━━━ Data for this task ━━━

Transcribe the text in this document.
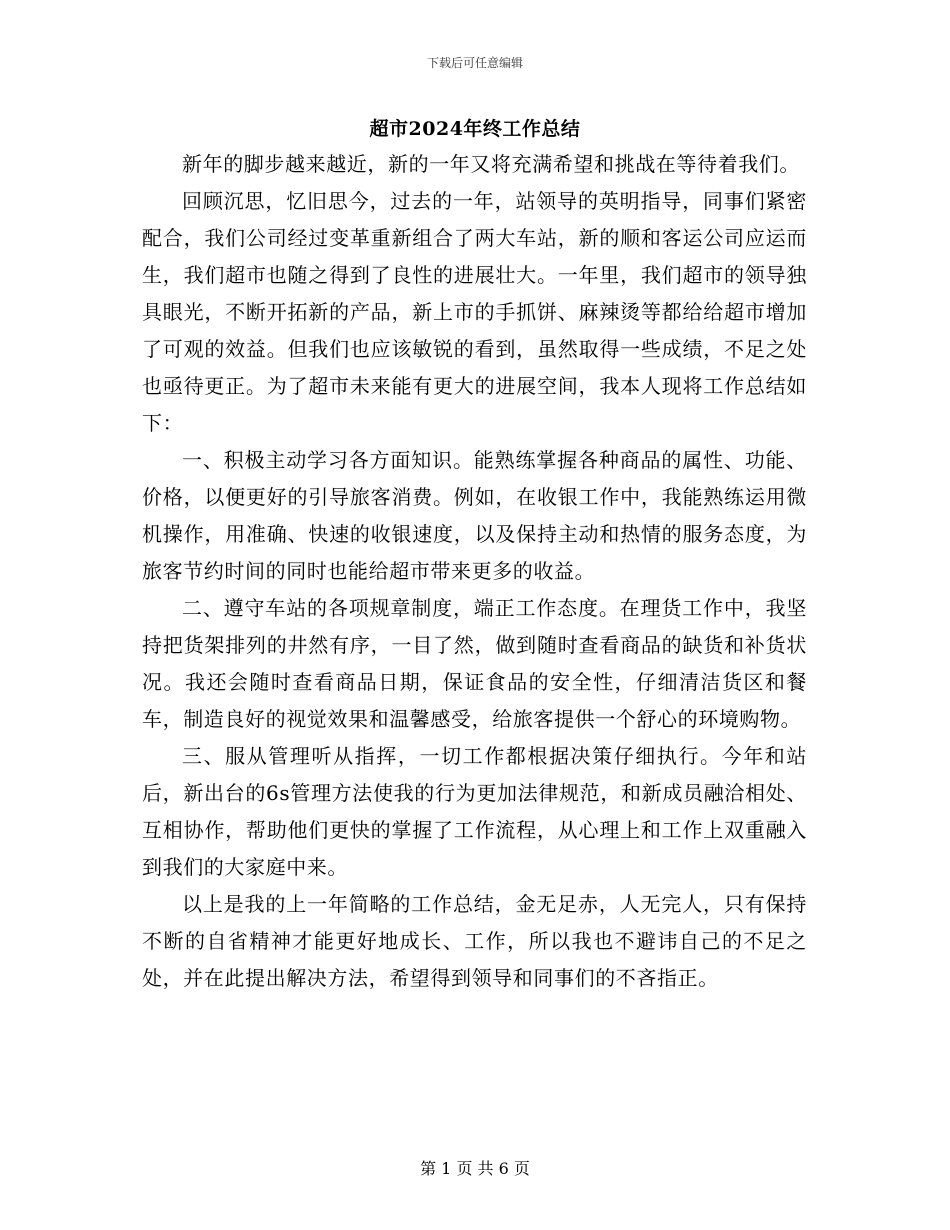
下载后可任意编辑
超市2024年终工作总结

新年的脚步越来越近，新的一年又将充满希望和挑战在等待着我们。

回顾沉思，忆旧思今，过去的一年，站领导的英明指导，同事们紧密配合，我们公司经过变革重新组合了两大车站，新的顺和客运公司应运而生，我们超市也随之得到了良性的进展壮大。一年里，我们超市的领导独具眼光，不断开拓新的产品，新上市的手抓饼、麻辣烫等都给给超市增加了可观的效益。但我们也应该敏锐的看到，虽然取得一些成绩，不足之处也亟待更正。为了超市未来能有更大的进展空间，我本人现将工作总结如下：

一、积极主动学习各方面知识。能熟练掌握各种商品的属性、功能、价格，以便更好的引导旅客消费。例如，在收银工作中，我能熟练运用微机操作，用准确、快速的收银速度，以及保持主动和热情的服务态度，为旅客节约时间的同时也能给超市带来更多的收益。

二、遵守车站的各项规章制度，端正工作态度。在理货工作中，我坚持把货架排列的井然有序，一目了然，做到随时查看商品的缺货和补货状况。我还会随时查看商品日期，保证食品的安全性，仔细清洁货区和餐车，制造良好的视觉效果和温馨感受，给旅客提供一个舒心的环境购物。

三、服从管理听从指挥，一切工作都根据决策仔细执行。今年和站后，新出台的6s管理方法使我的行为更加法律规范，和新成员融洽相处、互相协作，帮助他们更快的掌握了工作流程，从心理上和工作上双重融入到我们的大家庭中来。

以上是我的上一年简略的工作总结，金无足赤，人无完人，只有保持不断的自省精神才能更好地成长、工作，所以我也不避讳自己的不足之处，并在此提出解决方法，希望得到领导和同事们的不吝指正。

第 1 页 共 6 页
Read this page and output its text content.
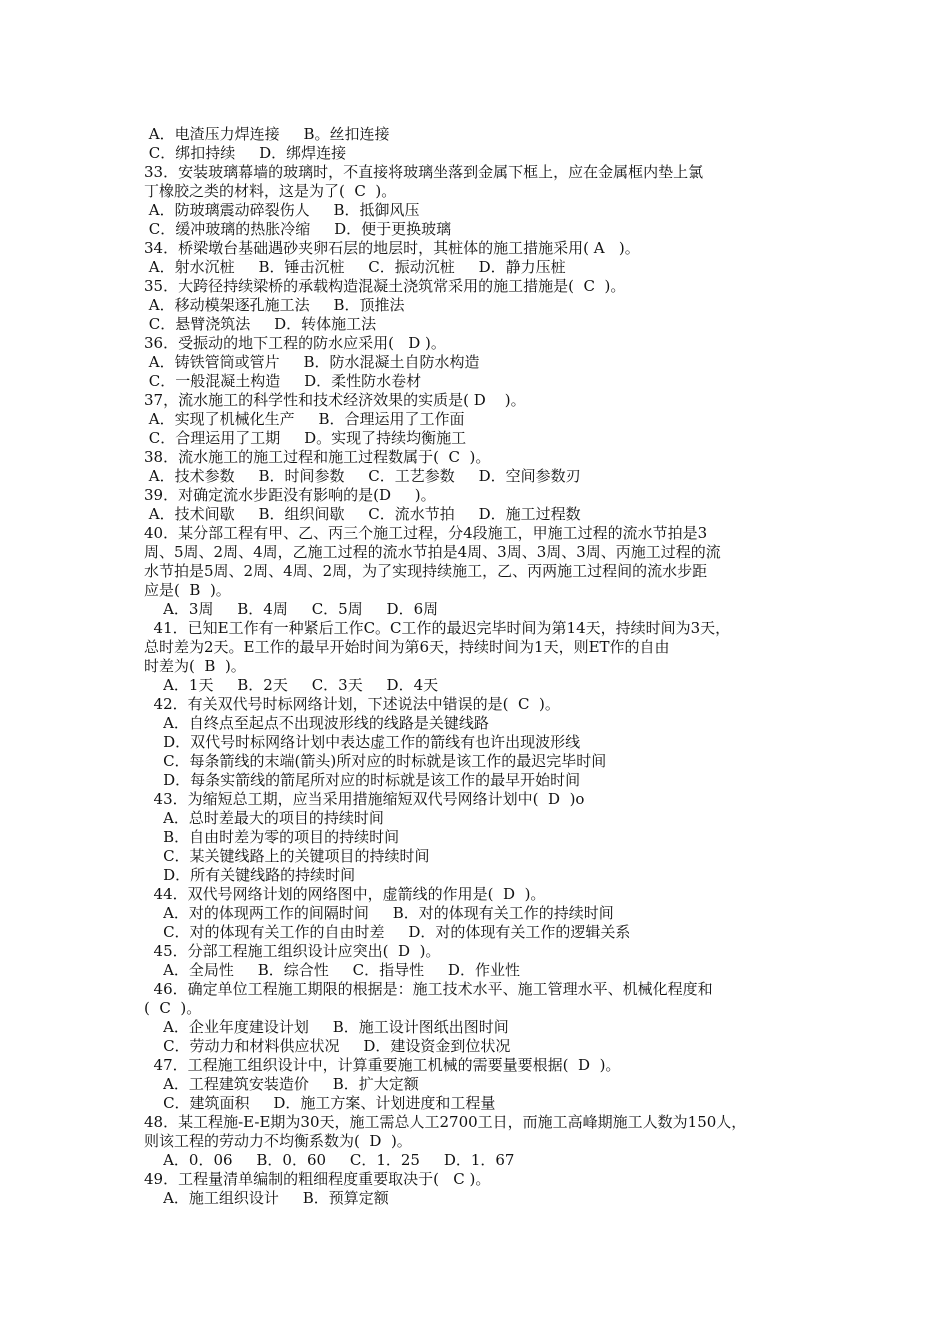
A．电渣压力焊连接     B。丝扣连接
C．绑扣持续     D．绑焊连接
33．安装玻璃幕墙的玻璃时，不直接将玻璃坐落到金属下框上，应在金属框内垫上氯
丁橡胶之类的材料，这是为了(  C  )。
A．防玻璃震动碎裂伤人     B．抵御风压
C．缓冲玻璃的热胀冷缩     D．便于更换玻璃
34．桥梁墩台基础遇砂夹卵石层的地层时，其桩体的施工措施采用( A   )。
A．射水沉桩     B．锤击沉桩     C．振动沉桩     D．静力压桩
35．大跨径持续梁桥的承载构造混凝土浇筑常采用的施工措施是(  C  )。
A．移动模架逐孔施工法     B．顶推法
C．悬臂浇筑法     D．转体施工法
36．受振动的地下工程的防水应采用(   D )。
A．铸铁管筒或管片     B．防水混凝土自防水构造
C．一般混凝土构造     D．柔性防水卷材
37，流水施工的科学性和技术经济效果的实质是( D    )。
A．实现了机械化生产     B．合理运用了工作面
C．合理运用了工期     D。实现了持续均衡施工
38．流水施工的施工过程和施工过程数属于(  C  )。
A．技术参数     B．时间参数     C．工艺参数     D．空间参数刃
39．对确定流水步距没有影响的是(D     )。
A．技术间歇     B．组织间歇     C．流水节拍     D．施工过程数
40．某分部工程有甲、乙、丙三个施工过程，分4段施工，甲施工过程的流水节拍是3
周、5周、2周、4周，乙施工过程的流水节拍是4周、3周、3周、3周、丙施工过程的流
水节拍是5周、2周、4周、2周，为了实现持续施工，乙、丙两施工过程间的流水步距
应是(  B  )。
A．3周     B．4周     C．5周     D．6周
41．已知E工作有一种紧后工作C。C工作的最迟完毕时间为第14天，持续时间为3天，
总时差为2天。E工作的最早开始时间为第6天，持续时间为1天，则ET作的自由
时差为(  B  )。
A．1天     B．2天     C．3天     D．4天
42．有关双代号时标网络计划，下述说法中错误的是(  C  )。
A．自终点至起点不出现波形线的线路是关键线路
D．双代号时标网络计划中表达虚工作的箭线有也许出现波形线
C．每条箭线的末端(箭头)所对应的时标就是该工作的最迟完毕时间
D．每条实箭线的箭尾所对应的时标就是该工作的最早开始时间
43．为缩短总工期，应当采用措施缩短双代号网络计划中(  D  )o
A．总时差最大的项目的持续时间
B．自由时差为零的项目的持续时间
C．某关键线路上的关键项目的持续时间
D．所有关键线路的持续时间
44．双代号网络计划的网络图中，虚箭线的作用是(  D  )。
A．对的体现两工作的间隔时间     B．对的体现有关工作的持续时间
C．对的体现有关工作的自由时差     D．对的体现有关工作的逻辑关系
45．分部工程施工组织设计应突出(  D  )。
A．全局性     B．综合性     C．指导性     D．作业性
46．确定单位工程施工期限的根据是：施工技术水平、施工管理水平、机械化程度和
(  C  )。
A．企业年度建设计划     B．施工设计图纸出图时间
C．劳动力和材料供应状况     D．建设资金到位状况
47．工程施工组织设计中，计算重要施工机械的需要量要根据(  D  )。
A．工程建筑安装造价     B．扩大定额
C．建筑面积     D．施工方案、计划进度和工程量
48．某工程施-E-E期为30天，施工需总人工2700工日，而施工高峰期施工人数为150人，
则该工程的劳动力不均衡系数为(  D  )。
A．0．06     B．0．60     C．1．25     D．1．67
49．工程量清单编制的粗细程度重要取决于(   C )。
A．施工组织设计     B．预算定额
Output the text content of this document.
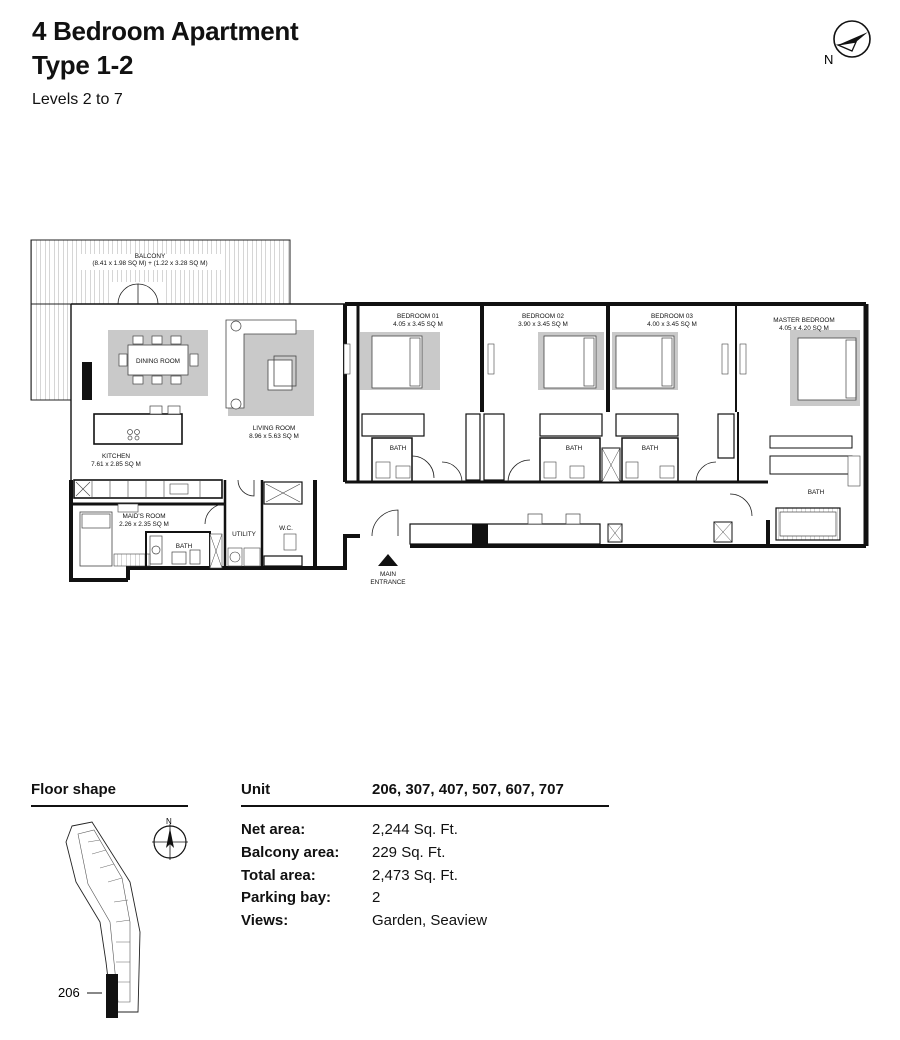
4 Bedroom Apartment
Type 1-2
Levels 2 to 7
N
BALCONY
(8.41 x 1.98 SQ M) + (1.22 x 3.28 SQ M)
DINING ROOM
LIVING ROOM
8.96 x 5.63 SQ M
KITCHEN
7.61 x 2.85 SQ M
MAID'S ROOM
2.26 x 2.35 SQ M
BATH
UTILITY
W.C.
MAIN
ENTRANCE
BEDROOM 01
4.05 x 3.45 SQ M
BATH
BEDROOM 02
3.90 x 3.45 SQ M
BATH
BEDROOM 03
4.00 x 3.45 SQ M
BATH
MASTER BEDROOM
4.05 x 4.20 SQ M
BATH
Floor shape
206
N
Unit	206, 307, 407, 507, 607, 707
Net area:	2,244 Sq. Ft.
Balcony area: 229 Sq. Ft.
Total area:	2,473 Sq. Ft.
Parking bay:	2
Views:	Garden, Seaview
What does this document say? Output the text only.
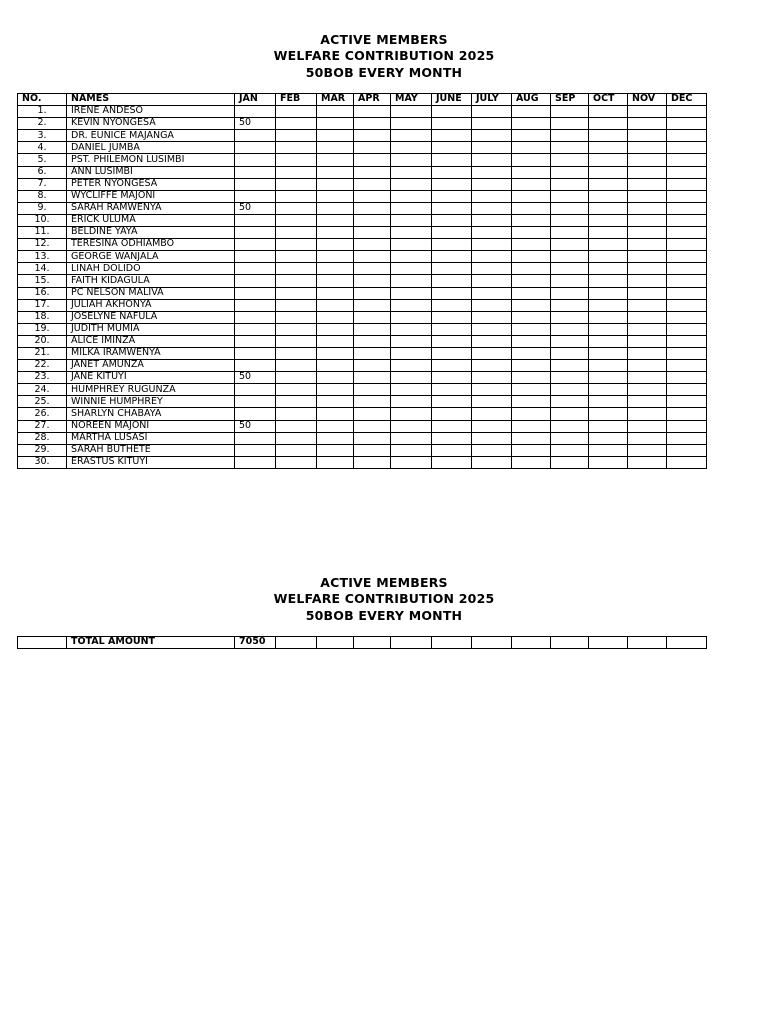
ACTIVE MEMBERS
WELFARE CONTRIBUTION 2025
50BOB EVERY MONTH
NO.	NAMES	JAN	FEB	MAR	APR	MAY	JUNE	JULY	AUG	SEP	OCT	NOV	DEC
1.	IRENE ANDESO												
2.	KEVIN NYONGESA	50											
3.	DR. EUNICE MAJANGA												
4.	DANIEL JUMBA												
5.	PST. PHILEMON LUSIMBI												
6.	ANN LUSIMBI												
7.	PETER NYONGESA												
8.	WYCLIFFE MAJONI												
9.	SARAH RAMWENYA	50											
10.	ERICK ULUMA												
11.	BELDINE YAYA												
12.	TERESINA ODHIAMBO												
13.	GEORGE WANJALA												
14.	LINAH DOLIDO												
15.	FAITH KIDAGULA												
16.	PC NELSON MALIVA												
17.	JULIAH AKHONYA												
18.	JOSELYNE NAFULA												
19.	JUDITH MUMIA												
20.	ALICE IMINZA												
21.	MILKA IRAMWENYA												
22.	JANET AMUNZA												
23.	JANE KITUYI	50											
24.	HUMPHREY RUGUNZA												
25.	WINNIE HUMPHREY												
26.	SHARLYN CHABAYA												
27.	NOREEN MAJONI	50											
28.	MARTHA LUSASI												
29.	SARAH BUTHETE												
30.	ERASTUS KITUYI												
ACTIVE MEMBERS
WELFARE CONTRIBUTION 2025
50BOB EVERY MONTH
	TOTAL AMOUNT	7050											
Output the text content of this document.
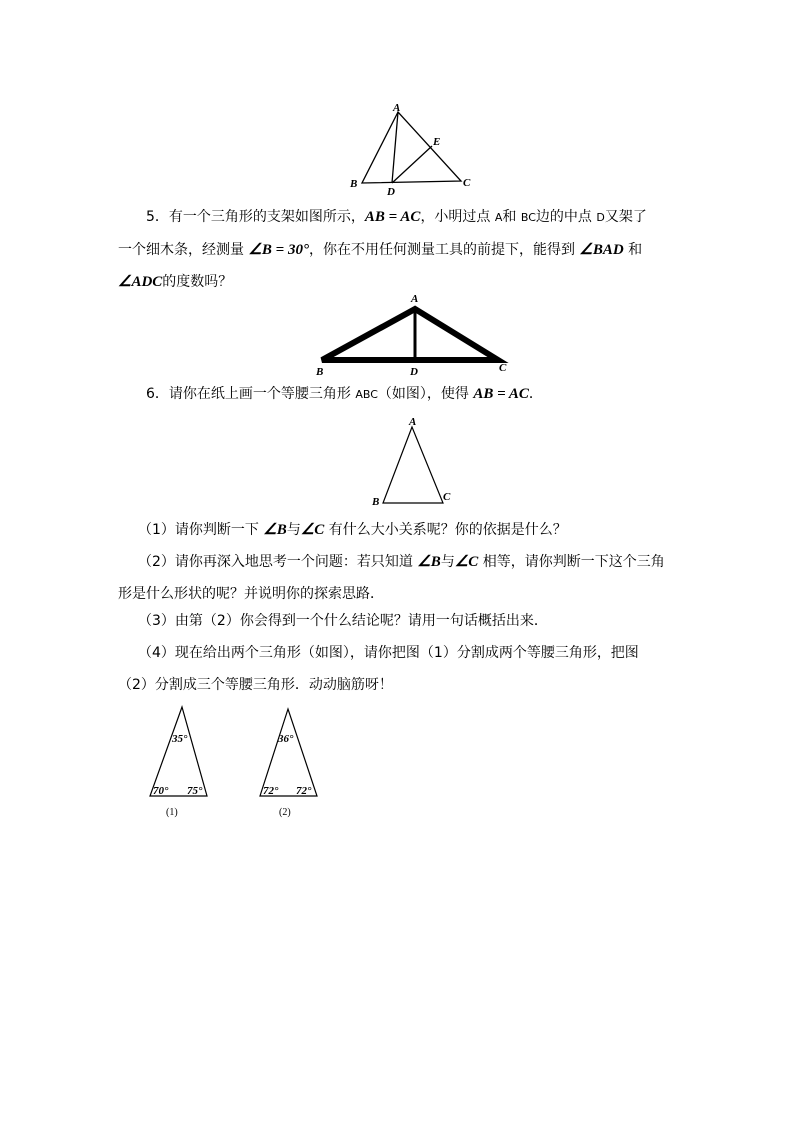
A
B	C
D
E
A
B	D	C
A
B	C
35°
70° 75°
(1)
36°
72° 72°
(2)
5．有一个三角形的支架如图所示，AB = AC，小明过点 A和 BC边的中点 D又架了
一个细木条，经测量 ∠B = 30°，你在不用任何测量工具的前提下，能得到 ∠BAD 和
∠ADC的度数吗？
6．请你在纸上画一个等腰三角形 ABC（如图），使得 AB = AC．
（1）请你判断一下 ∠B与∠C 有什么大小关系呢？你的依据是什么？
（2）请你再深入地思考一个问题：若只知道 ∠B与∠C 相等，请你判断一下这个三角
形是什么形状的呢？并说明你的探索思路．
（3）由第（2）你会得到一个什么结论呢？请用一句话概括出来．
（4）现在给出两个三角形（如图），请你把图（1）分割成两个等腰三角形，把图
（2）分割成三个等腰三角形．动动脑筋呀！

━━━

◆ **Stated exercise**: Sift through the entries and copy every line with "HUMPHREY".

◆ **Expected answer**:
24.	HUMPHREY RUGUNZA												
25.	WINNIE HUMPHREY												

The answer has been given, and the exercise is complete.